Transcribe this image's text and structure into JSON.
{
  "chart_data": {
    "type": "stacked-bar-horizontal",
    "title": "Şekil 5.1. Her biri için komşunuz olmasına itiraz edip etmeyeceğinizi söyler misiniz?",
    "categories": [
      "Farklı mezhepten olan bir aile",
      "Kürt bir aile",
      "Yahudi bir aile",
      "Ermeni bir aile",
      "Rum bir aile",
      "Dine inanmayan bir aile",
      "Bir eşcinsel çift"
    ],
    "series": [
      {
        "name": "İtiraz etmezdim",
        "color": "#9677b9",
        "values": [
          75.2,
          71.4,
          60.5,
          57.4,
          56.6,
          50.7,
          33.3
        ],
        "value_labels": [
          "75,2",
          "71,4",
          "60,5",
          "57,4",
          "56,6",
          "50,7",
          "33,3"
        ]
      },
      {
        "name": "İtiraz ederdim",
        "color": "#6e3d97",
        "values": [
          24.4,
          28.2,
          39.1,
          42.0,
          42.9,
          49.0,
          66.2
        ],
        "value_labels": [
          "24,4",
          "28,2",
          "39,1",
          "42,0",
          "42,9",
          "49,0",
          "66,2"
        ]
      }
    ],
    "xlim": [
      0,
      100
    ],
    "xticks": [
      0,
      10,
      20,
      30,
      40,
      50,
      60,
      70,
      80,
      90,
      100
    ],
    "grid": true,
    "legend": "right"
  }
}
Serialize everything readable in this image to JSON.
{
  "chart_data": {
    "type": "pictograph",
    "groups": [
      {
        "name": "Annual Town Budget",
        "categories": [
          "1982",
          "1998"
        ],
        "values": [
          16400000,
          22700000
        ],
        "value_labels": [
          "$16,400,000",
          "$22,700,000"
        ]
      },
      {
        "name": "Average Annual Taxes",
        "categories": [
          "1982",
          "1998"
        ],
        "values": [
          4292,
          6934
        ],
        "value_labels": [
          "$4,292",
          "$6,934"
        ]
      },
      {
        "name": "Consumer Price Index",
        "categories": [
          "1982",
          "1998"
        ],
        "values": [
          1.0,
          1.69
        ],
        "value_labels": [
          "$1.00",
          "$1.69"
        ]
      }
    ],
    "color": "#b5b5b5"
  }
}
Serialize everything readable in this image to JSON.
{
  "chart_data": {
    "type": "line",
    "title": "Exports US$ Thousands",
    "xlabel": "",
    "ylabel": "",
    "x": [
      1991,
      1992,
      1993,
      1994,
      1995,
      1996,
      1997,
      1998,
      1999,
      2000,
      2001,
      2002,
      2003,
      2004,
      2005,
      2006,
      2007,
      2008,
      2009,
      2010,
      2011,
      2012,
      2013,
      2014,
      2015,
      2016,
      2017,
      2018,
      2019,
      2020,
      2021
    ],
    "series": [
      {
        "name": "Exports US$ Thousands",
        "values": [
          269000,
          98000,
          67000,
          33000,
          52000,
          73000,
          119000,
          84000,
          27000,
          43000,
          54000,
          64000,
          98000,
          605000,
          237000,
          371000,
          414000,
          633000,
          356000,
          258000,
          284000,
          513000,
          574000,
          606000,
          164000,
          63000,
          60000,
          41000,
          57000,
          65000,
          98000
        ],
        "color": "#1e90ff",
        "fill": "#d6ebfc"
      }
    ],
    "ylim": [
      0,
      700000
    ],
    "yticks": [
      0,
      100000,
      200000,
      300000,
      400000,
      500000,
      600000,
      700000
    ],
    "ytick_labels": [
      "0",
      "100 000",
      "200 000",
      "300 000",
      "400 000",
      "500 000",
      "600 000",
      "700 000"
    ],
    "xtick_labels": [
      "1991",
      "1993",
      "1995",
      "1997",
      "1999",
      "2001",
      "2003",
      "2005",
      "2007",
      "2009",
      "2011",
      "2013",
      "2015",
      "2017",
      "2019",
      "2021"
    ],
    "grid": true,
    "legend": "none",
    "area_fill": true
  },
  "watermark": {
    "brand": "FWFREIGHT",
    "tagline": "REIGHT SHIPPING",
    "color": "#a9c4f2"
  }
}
##############################
◆ **YOUR TASK**: Write out every entry word for word.

◆ **ANSWER TO THIS TASK**:
Transcribe this image's text and structure into JSON.
{
  "chart_data": {
    "type": "stacked-bar-horizontal",
    "title": "Şekil 5.1. Her biri için komşunuz olmasına itiraz edip etmeyeceğinizi söyler misiniz?",
    "categories": [
      "Farklı mezhepten olan bir aile",
      "Kürt bir aile",
      "Yahudi bir aile",
      "Ermeni bir aile",
      "Rum bir aile",
      "Dine inanmayan bir aile",
      "Bir eşcinsel çift"
    ],
    "series": [
      {
        "name": "İtiraz etmezdim",
        "color": "#9677b9",
        "values": [
          75.2,
          71.4,
          60.5,
          57.4,
          56.6,
          50.7,
          33.3
        ],
        "value_labels": [
          "75,2",
          "71,4",
          "60,5",
          "57,4",
          "56,6",
          "50,7",
          "33,3"
        ]
      },
      {
        "name": "İtiraz ederdim",
        "color": "#6e3d97",
        "values": [
          24.4,
          28.2,
          39.1,
          42.0,
          42.9,
          49.0,
          66.2
        ],
        "value_labels": [
          "24,4",
          "28,2",
          "39,1",
          "42,0",
          "42,9",
          "49,0",
          "66,2"
        ]
      }
    ],
    "xlim": [
      0,
      100
    ],
    "xticks": [
      0,
      10,
      20,
      30,
      40,
      50,
      60,
      70,
      80,
      90,
      100
    ],
    "grid": true,
    "legend": "right"
  }
}
Serialize everything readable in this image to JSON.
{
  "chart_data": {
    "type": "pictograph",
    "groups": [
      {
        "name": "Annual Town Budget",
        "categories": [
          "1982",
          "1998"
        ],
        "values": [
          16400000,
          22700000
        ],
        "value_labels": [
          "$16,400,000",
          "$22,700,000"
        ]
      },
      {
        "name": "Average Annual Taxes",
        "categories": [
          "1982",
          "1998"
        ],
        "values": [
          4292,
          6934
        ],
        "value_labels": [
          "$4,292",
          "$6,934"
        ]
      },
      {
        "name": "Consumer Price Index",
        "categories": [
          "1982",
          "1998"
        ],
        "values": [
          1.0,
          1.69
        ],
        "value_labels": [
          "$1.00",
          "$1.69"
        ]
      }
    ],
    "color": "#b5b5b5"
  }
}
Serialize everything readable in this image to JSON.
{
  "chart_data": {
    "type": "line",
    "title": "Exports US$ Thousands",
    "xlabel": "",
    "ylabel": "",
    "x": [
      1991,
      1992,
      1993,
      1994,
      1995,
      1996,
      1997,
      1998,
      1999,
      2000,
      2001,
      2002,
      2003,
      2004,
      2005,
      2006,
      2007,
      2008,
      2009,
      2010,
      2011,
      2012,
      2013,
      2014,
      2015,
      2016,
      2017,
      2018,
      2019,
      2020,
      2021
    ],
    "series": [
      {
        "name": "Exports US$ Thousands",
        "values": [
          269000,
          98000,
          67000,
          33000,
          52000,
          73000,
          119000,
          84000,
          27000,
          43000,
          54000,
          64000,
          98000,
          605000,
          237000,
          371000,
          414000,
          633000,
          356000,
          258000,
          284000,
          513000,
          574000,
          606000,
          164000,
          63000,
          60000,
          41000,
          57000,
          65000,
          98000
        ],
        "color": "#1e90ff",
        "fill": "#d6ebfc"
      }
    ],
    "ylim": [
      0,
      700000
    ],
    "yticks": [
      0,
      100000,
      200000,
      300000,
      400000,
      500000,
      600000,
      700000
    ],
    "ytick_labels": [
      "0",
      "100 000",
      "200 000",
      "300 000",
      "400 000",
      "500 000",
      "600 000",
      "700 000"
    ],
    "xtick_labels": [
      "1991",
      "1993",
      "1995",
      "1997",
      "1999",
      "2001",
      "2003",
      "2005",
      "2007",
      "2009",
      "2011",
      "2013",
      "2015",
      "2017",
      "2019",
      "2021"
    ],
    "grid": true,
    "legend": "none",
    "area_fill": true
  },
  "watermark": {
    "brand": "FWFREIGHT",
    "tagline": "REIGHT SHIPPING",
    "color": "#a9c4f2"
  }
}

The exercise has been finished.